Show, in full, each line of the data that contains "Panny".

── THE INPUT ──

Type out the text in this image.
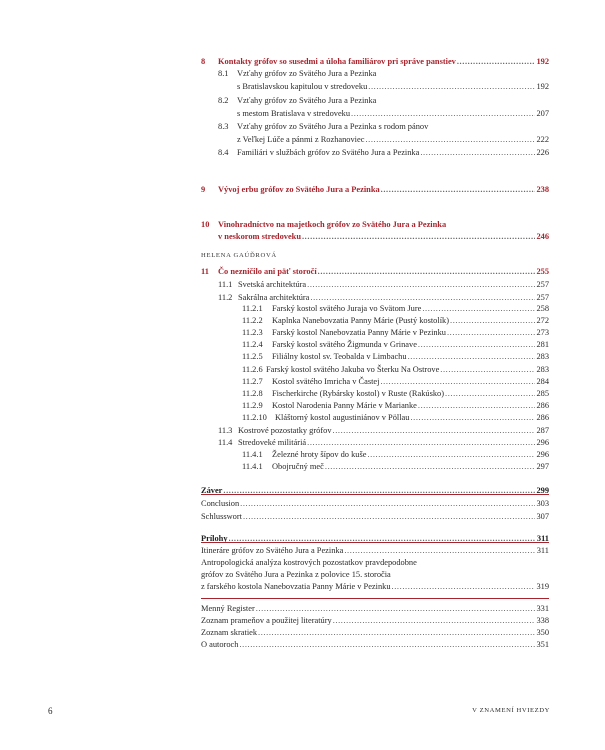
8	Kontakty grófov so susedmi a úloha familiárov pri správe panstiev .....	192
8.1	Vzťahy grófov zo Svätého Jura a Pezinka
s Bratislavskou kapitulou v stredoveku .....	192
8.2	Vzťahy grófov zo Svätého Jura a Pezinka
s mestom Bratislava v stredoveku .....	207
8.3	Vzťahy grófov zo Svätého Jura a Pezinka s rodom pánov
z Veľkej Lúče a pánmi z Rozhanoviec .....	222
8.4	Familiári v službách grófov zo Svätého Jura a Pezinka .....	226
9	Vývoj erbu grófov zo Svätého Jura a Pezinka .....	238
10	Vinohradníctvo na majetkoch grófov zo Svätého Jura a Pezinka
v neskorom stredoveku .....	246
11	Čo nezničilo ani päť storočí .....	255
11.1 Svetská architektúra .....	257
11.2 Sakrálna architektúra .....	257
11.2.1	Farský kostol svätého Juraja vo Svätom Jure .....	258
11.2.2	Kaplnka Nanebovzatia Panny Márie (Pustý kostolík) .....	272
11.2.3	Farský kostol Nanebovzatia Panny Márie v Pezinku .....	273
11.2.4	Farský kostol svätého Žigmunda v Grinave .....	281
11.2.5	Filiálny kostol sv. Teobalda v Limbachu .....	283
11.2.6 Farský kostol svätého Jakuba vo Šterku Na Ostrove .....	283
11.2.7	Kostol svätého Imricha v Častej .....	284
11.2.8	Fischerkirche (Rybársky kostol) v Ruste (Rakúsko) .....	285
11.2.9	Kostol Narodenia Panny Márie v Marianke .....	286
11.2.10 Kláštorný kostol augustiniánov v Pöllau .....	286
11.3 Kostrové pozostatky grófov .....	287
11.4 Stredoveké militáriá .....	296
11.4.1	Železné hroty šípov do kuše .....	296
11.4.1	Obojručný meč .....	297
Záver .....	299
Conclusion .....	303
Schlusswort .....	307
Prílohy .....	311
Itineráre grófov zo Svätého Jura a Pezinka .....	311
Antropologická analýza kostrových pozostatkov pravdepodobne
grófov zo Svätého Jura a Pezinka z polovice 15. storočia
z farského kostola Nanebovzatia Panny Márie v Pezinku .....	319
Menný Register .....	331
Zoznam prameňov a použitej literatúry .....	338
Zoznam skratiek .....	350
O autoroch .....	351
HELENA GAÚĎROVÁ
6	V ZNAMENÍ HVIEZDY
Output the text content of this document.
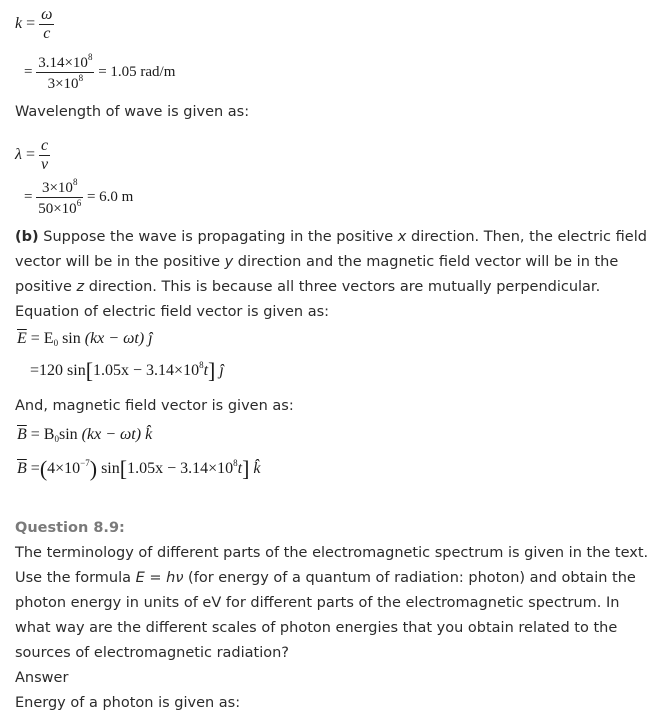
$k = \frac{\omega}{c}$
= $\frac{3.14\times 10^8}{3\times 10^8} = 1.05$ rad/m
Wavelength of wave is given as:
$\lambda = \frac{c}{\nu}$
= $\frac{3\times 10^8}{50\times 10^6} = 6.0$ m
(b) Suppose the wave is propagating in the positive x direction. Then, the electric field vector will be in the positive y direction and the magnetic field vector will be in the positive z direction. This is because all three vectors are mutually perpendicular.
Equation of electric field vector is given as:
$\overline{E} = E_0$ sin (kx − ωt) ĵ
=120 $\sin[1.05x - 3.14\times 10^8t]$ ĵ
And, magnetic field vector is given as:
$\overline{B} = B_0\sin$ (kx − ωt) k̂
$\overline{B} =(4\times 10^{-7}) \sin[1.05x - 3.14\times 10^8t]$ k̂
Question 8.9:
The terminology of different parts of the electromagnetic spectrum is given in the text. Use the formula E = hν (for energy of a quantum of radiation: photon) and obtain the photon energy in units of eV for different parts of the electromagnetic spectrum. In what way are the different scales of photon energies that you obtain related to the sources of electromagnetic radiation?
Answer
Energy of a photon is given as:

───

• [TASK SOLUTION]:
11.2.2	Kaplnka Nanebovzatia Panny Márie (Pustý kostolík) .....	272
11.2.3	Farský kostol Nanebovzatia Panny Márie v Pezinku .....	273
11.2.9	Kostol Narodenia Panny Márie v Marianke .....	286
z farského kostola Nanebovzatia Panny Márie v Pezinku .....	319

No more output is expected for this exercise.